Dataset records
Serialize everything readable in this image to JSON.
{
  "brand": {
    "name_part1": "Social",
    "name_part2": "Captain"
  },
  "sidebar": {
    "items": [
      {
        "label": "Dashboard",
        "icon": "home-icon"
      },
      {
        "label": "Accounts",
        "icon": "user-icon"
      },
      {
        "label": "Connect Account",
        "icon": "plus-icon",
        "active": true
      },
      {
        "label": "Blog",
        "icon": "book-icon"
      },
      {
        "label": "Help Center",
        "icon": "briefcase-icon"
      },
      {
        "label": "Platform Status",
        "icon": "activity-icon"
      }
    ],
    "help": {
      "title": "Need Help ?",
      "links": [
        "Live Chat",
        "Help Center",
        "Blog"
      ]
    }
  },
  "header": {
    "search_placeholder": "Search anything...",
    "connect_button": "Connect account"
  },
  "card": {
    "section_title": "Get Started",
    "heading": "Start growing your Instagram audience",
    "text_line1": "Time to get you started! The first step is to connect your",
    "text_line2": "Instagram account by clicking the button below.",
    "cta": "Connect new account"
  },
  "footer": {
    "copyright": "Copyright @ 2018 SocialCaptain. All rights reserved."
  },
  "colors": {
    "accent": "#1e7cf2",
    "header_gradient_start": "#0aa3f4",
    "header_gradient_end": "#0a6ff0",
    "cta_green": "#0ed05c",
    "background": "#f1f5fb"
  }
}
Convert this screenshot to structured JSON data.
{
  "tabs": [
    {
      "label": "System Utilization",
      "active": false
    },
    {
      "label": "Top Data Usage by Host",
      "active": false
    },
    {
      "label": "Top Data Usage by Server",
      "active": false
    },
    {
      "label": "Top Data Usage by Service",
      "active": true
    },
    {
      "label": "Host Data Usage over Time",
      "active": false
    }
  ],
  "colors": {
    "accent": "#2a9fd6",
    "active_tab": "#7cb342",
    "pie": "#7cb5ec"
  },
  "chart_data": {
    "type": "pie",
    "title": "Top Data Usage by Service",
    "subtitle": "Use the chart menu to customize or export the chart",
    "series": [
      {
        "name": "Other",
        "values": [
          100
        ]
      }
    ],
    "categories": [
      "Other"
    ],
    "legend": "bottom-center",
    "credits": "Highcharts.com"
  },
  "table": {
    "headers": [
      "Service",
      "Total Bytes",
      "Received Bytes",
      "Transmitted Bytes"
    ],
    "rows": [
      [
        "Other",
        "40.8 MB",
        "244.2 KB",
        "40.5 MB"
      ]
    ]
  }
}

* EXERCISE PROMPT
Answer with one number: how many lines in the listing hold "JSON".

* SOLUTION TO THIS PROBLEM
2